> Written request: Where a line contains the word "development", copy that line in full.
>> START
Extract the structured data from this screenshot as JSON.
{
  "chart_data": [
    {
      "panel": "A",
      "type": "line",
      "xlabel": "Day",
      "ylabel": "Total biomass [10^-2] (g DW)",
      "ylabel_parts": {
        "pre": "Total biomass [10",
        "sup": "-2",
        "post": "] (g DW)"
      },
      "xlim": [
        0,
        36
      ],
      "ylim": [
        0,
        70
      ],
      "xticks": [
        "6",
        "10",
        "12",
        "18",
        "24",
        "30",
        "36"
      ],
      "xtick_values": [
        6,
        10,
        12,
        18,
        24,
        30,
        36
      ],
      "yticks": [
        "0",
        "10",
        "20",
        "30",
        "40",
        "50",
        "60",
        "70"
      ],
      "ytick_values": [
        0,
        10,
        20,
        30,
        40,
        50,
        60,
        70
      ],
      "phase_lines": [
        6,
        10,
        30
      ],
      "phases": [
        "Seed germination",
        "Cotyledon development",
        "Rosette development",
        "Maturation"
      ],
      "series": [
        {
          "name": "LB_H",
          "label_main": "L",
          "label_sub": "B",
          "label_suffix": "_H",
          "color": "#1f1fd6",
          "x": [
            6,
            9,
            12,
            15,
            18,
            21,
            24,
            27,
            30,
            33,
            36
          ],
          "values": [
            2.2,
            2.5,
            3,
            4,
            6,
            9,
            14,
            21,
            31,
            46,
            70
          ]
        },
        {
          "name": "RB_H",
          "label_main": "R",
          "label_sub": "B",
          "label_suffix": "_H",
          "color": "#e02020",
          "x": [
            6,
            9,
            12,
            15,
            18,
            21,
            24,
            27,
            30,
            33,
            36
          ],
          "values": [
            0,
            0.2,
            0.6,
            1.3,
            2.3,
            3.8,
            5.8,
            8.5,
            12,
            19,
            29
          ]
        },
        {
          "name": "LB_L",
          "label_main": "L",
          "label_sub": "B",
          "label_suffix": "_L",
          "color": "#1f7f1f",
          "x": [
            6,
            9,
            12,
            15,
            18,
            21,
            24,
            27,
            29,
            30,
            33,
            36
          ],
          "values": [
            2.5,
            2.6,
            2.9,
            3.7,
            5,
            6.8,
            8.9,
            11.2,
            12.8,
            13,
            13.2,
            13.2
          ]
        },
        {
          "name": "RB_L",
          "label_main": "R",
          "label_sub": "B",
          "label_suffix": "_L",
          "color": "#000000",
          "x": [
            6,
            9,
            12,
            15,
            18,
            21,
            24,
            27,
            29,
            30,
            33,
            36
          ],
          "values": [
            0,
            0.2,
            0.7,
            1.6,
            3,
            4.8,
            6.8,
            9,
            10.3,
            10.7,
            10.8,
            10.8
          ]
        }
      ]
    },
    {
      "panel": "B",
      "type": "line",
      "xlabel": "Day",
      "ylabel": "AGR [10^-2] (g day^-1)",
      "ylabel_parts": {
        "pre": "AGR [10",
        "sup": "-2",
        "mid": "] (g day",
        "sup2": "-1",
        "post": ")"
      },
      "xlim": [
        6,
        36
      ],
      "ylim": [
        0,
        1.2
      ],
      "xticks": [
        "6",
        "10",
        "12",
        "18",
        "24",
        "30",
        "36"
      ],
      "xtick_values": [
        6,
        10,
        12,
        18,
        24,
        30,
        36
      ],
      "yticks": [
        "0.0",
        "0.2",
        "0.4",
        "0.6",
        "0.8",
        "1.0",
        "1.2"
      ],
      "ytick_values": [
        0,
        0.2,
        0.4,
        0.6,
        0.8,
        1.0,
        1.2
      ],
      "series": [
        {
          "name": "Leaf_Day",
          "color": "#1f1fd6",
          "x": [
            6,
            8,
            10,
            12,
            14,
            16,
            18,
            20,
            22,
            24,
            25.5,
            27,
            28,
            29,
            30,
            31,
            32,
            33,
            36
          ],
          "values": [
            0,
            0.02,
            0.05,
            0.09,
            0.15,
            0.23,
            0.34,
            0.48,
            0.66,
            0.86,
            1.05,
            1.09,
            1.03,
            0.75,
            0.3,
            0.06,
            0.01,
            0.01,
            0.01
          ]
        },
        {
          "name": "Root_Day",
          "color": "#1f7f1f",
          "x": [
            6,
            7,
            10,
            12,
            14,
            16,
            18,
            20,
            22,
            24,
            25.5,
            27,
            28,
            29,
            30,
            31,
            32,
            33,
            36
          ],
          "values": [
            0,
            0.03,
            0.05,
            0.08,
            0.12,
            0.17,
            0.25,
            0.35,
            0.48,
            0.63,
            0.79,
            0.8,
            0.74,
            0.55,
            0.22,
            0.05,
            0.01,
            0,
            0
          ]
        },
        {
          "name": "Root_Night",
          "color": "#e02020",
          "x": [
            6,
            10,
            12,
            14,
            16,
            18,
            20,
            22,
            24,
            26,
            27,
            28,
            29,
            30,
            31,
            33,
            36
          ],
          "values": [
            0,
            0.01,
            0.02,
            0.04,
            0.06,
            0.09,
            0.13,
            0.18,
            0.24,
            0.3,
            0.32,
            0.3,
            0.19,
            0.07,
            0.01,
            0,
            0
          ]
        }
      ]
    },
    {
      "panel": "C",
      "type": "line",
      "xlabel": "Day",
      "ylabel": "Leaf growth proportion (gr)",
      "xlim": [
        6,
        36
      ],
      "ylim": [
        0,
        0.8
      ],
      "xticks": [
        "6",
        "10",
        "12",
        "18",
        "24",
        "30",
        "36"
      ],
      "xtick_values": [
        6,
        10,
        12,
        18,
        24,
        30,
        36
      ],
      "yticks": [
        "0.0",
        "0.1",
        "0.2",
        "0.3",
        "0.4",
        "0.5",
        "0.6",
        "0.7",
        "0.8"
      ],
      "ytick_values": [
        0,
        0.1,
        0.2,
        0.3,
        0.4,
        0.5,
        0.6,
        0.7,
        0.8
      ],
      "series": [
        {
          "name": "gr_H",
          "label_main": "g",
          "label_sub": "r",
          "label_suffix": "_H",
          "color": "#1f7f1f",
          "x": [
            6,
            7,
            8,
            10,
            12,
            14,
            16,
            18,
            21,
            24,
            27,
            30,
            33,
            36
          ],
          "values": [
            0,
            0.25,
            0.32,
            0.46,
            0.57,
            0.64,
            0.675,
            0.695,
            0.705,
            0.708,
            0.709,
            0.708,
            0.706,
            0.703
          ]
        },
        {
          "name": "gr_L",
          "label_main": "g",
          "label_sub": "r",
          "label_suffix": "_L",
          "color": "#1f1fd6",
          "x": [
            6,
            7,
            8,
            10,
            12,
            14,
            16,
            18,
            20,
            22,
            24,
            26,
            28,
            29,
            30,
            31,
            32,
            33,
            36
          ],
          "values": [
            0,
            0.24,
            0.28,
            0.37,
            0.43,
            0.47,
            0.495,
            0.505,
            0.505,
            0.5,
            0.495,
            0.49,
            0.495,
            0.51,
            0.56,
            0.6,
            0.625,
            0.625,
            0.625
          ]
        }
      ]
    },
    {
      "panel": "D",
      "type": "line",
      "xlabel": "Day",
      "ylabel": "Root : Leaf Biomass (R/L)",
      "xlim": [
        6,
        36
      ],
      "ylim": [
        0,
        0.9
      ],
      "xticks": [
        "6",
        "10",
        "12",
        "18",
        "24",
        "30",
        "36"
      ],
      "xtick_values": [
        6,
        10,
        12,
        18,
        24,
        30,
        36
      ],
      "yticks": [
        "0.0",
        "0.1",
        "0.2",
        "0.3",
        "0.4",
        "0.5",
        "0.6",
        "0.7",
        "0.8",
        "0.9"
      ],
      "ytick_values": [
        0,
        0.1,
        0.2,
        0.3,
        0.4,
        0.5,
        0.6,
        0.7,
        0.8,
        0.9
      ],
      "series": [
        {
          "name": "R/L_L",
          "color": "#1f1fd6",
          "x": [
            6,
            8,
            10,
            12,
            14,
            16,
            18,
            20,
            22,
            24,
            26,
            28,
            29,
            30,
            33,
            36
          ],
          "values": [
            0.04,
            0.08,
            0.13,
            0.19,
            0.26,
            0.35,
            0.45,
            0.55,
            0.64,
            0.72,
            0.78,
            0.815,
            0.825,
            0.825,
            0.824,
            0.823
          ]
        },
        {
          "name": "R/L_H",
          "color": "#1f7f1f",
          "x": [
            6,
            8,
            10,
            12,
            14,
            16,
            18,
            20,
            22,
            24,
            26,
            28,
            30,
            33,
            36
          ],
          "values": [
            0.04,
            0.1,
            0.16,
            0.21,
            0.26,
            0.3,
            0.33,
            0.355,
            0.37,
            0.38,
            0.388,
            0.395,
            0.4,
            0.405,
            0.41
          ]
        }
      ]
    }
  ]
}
>> END
> The response:
        "Cotyledon development",
        "Rosette development",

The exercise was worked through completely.